## Task instructions
Go over the records and copy every line with the string "this".

Data items

========

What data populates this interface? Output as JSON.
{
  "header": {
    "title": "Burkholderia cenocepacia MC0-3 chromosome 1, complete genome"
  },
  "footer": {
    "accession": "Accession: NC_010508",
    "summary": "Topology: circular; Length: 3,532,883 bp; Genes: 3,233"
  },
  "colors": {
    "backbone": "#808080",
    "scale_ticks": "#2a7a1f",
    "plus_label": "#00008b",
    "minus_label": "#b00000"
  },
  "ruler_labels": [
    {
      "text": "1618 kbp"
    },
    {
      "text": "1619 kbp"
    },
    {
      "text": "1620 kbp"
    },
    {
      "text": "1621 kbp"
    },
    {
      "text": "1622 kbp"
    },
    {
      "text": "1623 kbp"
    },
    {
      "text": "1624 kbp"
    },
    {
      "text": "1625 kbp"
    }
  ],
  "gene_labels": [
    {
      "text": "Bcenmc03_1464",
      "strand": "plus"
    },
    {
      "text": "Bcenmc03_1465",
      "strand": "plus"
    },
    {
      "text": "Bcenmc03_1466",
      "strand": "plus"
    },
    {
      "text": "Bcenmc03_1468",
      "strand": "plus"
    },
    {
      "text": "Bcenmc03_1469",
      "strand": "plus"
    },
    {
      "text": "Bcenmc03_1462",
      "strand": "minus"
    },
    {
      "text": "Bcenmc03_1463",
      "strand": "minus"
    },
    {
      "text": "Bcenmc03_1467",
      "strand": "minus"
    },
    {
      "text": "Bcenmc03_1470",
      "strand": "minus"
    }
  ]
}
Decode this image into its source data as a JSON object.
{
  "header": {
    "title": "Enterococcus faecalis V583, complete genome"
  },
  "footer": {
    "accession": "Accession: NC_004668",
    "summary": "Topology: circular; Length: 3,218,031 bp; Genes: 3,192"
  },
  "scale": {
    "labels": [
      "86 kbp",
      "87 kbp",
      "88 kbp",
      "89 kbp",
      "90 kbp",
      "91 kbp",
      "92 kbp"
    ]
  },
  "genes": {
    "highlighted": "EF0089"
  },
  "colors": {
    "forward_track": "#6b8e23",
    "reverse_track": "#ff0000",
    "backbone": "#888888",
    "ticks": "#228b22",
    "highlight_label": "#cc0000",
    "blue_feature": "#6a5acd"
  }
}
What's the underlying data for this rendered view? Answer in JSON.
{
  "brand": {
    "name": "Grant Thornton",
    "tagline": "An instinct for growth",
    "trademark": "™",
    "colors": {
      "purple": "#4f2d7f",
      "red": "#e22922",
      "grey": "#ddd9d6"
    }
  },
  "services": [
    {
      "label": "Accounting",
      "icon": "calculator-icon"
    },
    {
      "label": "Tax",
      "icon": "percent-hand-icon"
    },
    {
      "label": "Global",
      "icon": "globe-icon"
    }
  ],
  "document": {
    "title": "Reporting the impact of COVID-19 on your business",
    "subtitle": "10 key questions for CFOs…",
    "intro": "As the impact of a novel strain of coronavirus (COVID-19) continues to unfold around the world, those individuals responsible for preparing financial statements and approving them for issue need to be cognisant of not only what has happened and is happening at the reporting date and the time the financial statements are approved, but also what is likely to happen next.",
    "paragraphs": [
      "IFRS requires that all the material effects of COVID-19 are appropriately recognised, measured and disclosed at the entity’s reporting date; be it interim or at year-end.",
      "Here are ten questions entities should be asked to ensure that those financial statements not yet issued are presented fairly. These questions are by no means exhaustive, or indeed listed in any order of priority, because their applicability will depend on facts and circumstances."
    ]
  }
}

========

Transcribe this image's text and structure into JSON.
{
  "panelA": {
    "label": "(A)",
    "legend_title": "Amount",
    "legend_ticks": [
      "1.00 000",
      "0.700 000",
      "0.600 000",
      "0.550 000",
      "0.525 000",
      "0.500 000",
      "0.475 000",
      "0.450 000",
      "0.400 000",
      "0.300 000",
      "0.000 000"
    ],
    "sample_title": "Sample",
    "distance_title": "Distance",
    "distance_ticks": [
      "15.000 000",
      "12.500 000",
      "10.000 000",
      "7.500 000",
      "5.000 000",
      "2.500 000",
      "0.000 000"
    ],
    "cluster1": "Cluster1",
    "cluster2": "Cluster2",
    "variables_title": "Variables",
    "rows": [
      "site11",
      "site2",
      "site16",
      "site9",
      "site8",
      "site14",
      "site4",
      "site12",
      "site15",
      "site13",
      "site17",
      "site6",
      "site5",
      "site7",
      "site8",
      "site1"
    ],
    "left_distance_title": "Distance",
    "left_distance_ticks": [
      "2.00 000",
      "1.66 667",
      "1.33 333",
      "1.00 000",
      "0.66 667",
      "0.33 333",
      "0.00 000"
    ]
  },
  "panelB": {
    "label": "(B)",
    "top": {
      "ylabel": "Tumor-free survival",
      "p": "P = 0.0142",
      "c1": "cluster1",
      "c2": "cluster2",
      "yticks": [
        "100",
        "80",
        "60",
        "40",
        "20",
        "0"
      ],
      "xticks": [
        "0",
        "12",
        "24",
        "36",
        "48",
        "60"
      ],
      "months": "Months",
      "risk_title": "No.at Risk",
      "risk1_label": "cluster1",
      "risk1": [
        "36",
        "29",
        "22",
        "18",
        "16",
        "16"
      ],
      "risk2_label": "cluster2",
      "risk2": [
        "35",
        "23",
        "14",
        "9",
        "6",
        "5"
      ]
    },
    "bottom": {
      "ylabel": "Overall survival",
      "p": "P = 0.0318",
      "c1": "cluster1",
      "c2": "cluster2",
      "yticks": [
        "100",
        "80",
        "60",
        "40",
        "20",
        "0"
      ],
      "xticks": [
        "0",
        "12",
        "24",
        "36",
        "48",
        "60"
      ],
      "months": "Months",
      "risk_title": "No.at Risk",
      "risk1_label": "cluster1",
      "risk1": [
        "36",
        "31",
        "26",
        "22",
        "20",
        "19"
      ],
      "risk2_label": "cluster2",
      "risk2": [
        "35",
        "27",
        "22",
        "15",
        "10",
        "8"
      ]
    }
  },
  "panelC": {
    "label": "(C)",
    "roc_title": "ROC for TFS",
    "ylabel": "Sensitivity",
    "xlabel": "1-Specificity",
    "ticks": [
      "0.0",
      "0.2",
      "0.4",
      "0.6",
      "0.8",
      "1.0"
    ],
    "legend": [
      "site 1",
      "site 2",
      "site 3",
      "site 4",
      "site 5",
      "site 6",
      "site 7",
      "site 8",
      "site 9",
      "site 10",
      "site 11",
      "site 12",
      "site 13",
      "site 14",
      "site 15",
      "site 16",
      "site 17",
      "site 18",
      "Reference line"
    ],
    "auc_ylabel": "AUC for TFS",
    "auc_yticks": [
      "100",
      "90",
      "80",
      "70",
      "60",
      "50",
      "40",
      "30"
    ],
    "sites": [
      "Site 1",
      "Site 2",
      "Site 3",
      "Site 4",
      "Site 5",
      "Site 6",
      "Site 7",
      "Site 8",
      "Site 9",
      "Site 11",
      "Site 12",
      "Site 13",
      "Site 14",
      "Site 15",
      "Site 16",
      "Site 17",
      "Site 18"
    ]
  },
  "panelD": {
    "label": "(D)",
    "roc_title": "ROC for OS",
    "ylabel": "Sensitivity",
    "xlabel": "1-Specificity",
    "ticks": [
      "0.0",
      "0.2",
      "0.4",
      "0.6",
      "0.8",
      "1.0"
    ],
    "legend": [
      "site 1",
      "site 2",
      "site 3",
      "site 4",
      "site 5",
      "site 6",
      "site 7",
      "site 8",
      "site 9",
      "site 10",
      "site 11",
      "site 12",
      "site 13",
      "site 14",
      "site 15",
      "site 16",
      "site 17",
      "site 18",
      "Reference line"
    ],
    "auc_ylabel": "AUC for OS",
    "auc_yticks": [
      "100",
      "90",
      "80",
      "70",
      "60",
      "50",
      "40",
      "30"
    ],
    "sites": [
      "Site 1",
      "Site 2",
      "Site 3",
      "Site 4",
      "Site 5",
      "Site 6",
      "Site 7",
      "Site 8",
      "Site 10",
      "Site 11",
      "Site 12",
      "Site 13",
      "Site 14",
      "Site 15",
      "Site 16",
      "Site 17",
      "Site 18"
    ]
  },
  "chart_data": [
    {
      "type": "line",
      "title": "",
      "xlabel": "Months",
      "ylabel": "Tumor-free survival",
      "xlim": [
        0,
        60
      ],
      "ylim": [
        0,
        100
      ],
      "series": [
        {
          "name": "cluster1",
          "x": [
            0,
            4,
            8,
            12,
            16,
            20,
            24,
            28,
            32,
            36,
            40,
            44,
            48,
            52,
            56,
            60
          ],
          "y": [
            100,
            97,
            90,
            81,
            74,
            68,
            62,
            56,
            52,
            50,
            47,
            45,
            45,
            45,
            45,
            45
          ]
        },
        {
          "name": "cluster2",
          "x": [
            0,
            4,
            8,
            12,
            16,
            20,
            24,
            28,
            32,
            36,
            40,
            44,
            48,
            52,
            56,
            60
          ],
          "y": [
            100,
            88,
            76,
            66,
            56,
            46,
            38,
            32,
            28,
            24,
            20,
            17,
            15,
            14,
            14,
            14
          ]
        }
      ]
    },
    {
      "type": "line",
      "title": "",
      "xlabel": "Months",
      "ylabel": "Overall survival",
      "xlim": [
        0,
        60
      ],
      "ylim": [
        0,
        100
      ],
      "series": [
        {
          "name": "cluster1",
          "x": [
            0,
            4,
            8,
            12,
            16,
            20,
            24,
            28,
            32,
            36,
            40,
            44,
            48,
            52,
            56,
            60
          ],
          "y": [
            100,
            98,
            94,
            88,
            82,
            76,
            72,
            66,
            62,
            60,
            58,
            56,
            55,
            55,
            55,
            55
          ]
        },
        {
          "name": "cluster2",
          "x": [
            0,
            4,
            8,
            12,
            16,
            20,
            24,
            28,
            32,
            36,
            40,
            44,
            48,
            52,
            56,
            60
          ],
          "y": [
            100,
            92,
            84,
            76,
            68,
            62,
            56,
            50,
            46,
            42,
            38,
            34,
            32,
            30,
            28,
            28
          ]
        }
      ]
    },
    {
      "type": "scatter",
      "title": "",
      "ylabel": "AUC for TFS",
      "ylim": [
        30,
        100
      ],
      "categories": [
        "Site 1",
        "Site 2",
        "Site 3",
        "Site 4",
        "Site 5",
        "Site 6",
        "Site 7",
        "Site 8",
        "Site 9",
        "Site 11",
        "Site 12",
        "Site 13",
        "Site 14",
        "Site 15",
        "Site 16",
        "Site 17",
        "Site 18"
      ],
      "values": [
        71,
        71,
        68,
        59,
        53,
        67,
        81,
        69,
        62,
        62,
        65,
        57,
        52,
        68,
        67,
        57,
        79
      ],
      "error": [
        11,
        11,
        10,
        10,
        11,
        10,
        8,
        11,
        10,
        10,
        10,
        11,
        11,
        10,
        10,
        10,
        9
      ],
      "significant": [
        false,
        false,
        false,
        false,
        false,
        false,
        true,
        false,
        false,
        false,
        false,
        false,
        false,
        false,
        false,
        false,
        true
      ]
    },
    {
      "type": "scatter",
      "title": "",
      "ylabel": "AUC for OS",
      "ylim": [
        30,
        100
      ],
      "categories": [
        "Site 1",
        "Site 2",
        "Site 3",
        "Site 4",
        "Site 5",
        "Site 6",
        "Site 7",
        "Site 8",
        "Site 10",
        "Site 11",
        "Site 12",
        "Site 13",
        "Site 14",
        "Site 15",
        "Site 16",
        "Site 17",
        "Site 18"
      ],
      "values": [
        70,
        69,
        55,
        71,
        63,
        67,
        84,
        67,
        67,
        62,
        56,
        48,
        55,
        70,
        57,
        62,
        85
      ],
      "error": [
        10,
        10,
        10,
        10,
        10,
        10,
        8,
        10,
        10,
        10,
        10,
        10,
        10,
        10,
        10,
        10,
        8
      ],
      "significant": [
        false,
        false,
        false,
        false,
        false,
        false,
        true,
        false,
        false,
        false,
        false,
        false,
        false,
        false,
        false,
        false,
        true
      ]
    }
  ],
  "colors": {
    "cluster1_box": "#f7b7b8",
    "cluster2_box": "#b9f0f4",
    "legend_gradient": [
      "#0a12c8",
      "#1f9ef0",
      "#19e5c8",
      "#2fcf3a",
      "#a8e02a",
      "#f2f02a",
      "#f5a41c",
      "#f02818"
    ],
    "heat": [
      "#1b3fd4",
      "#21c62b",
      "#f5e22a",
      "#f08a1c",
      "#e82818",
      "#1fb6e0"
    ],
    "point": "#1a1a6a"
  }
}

========

## Answer area
What data populates this interface? Output as JSON.
Decode this image into its source data as a JSON object.
What's the underlying data for this rendered view? Answer in JSON.
Transcribe this image's text and structure into JSON.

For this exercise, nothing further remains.